Figure collection entries:
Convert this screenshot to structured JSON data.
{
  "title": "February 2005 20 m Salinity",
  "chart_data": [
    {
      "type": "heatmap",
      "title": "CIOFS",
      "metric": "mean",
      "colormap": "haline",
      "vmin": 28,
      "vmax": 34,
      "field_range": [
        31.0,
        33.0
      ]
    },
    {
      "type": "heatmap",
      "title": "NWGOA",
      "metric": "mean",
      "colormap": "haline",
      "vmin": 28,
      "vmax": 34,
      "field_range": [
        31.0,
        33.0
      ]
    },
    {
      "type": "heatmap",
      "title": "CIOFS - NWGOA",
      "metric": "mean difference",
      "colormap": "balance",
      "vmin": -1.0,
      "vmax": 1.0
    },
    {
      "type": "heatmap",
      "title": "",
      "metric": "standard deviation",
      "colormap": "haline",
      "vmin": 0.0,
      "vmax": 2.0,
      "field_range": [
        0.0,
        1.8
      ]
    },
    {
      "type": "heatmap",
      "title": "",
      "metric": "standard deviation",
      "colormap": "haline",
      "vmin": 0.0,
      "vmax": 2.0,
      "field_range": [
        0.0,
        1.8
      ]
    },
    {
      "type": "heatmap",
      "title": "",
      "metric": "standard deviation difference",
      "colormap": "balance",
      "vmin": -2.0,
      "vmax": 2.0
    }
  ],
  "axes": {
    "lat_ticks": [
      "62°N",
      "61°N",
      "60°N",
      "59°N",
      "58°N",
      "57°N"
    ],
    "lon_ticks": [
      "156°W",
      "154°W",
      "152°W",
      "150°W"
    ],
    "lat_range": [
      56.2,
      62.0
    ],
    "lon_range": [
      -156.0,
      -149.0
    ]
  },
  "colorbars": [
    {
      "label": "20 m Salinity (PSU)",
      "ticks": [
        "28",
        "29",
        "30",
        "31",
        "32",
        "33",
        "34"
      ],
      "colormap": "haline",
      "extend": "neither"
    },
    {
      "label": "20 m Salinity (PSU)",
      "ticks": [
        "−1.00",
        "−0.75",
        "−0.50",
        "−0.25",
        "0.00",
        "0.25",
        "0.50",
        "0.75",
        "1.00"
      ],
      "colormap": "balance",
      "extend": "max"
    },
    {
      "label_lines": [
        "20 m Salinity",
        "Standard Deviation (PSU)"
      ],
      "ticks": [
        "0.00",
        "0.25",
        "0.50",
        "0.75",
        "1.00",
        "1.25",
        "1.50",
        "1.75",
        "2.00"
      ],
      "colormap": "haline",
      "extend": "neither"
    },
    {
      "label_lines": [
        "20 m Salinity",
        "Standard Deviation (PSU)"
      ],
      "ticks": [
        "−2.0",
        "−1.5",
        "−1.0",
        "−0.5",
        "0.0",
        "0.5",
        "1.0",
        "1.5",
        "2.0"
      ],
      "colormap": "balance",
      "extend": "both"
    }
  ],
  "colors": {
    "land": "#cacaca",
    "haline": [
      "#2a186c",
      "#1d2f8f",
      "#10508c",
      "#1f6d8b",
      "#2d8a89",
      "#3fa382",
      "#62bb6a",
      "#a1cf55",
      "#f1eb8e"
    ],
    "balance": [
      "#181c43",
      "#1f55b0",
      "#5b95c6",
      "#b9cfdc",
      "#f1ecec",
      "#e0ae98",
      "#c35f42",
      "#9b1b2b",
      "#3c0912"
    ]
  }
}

WRITTEN REQUEST:
Produce an exact copy of all the records.

SOLUTION:
Convert this screenshot to structured JSON data.
{
  "title": "February 2005 20 m Salinity",
  "chart_data": [
    {
      "type": "heatmap",
      "title": "CIOFS",
      "metric": "mean",
      "colormap": "haline",
      "vmin": 28,
      "vmax": 34,
      "field_range": [
        31.0,
        33.0
      ]
    },
    {
      "type": "heatmap",
      "title": "NWGOA",
      "metric": "mean",
      "colormap": "haline",
      "vmin": 28,
      "vmax": 34,
      "field_range": [
        31.0,
        33.0
      ]
    },
    {
      "type": "heatmap",
      "title": "CIOFS - NWGOA",
      "metric": "mean difference",
      "colormap": "balance",
      "vmin": -1.0,
      "vmax": 1.0
    },
    {
      "type": "heatmap",
      "title": "",
      "metric": "standard deviation",
      "colormap": "haline",
      "vmin": 0.0,
      "vmax": 2.0,
      "field_range": [
        0.0,
        1.8
      ]
    },
    {
      "type": "heatmap",
      "title": "",
      "metric": "standard deviation",
      "colormap": "haline",
      "vmin": 0.0,
      "vmax": 2.0,
      "field_range": [
        0.0,
        1.8
      ]
    },
    {
      "type": "heatmap",
      "title": "",
      "metric": "standard deviation difference",
      "colormap": "balance",
      "vmin": -2.0,
      "vmax": 2.0
    }
  ],
  "axes": {
    "lat_ticks": [
      "62°N",
      "61°N",
      "60°N",
      "59°N",
      "58°N",
      "57°N"
    ],
    "lon_ticks": [
      "156°W",
      "154°W",
      "152°W",
      "150°W"
    ],
    "lat_range": [
      56.2,
      62.0
    ],
    "lon_range": [
      -156.0,
      -149.0
    ]
  },
  "colorbars": [
    {
      "label": "20 m Salinity (PSU)",
      "ticks": [
        "28",
        "29",
        "30",
        "31",
        "32",
        "33",
        "34"
      ],
      "colormap": "haline",
      "extend": "neither"
    },
    {
      "label": "20 m Salinity (PSU)",
      "ticks": [
        "−1.00",
        "−0.75",
        "−0.50",
        "−0.25",
        "0.00",
        "0.25",
        "0.50",
        "0.75",
        "1.00"
      ],
      "colormap": "balance",
      "extend": "max"
    },
    {
      "label_lines": [
        "20 m Salinity",
        "Standard Deviation (PSU)"
      ],
      "ticks": [
        "0.00",
        "0.25",
        "0.50",
        "0.75",
        "1.00",
        "1.25",
        "1.50",
        "1.75",
        "2.00"
      ],
      "colormap": "haline",
      "extend": "neither"
    },
    {
      "label_lines": [
        "20 m Salinity",
        "Standard Deviation (PSU)"
      ],
      "ticks": [
        "−2.0",
        "−1.5",
        "−1.0",
        "−0.5",
        "0.0",
        "0.5",
        "1.0",
        "1.5",
        "2.0"
      ],
      "colormap": "balance",
      "extend": "both"
    }
  ],
  "colors": {
    "land": "#cacaca",
    "haline": [
      "#2a186c",
      "#1d2f8f",
      "#10508c",
      "#1f6d8b",
      "#2d8a89",
      "#3fa382",
      "#62bb6a",
      "#a1cf55",
      "#f1eb8e"
    ],
    "balance": [
      "#181c43",
      "#1f55b0",
      "#5b95c6",
      "#b9cfdc",
      "#f1ecec",
      "#e0ae98",
      "#c35f42",
      "#9b1b2b",
      "#3c0912"
    ]
  }
}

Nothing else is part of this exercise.